Exercise inputs:
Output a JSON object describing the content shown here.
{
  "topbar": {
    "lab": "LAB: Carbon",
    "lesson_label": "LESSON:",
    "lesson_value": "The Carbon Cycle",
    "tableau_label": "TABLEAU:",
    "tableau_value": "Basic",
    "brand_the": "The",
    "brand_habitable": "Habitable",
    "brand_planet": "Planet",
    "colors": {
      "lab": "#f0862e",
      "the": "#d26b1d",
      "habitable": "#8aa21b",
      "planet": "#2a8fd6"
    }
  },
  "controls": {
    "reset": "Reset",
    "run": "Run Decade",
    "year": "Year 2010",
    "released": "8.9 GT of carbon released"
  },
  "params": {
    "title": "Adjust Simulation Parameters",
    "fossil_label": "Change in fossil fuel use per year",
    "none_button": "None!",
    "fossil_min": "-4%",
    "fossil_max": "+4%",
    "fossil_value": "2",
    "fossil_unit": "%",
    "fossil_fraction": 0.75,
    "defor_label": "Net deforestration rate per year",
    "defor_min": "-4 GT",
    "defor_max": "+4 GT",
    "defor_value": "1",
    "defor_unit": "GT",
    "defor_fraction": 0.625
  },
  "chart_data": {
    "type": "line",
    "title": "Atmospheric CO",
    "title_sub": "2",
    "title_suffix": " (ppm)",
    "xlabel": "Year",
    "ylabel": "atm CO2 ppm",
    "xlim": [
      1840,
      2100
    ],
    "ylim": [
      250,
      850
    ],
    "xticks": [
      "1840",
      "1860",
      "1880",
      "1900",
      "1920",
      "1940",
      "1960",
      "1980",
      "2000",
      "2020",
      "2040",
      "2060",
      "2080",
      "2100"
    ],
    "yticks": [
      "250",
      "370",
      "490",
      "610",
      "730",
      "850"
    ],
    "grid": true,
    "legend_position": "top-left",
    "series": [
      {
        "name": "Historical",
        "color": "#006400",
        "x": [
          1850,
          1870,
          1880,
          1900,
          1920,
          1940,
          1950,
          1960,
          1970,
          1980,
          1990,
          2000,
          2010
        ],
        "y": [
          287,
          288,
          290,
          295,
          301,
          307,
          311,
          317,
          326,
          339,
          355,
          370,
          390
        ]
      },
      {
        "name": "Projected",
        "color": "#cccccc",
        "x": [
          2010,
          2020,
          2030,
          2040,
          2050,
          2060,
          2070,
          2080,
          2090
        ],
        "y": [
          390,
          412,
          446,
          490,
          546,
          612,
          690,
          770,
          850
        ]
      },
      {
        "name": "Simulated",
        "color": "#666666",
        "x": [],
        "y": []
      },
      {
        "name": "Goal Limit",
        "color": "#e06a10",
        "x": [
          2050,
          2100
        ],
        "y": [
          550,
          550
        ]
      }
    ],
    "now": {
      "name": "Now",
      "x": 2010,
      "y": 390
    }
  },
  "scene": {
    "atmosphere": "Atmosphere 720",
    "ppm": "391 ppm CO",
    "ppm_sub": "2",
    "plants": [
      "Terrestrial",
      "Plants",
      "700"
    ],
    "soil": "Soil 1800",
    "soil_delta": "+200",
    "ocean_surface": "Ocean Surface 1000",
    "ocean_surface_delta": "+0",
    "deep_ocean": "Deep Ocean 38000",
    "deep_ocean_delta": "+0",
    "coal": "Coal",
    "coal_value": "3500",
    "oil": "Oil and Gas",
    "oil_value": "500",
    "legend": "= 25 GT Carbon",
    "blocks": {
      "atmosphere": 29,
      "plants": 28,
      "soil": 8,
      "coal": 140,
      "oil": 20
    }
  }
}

Exercise directions:
Collect every line above that contains the word "atmosphere".

Answer in full:
    "atmosphere": "Atmosphere 720",
      "atmosphere": 29,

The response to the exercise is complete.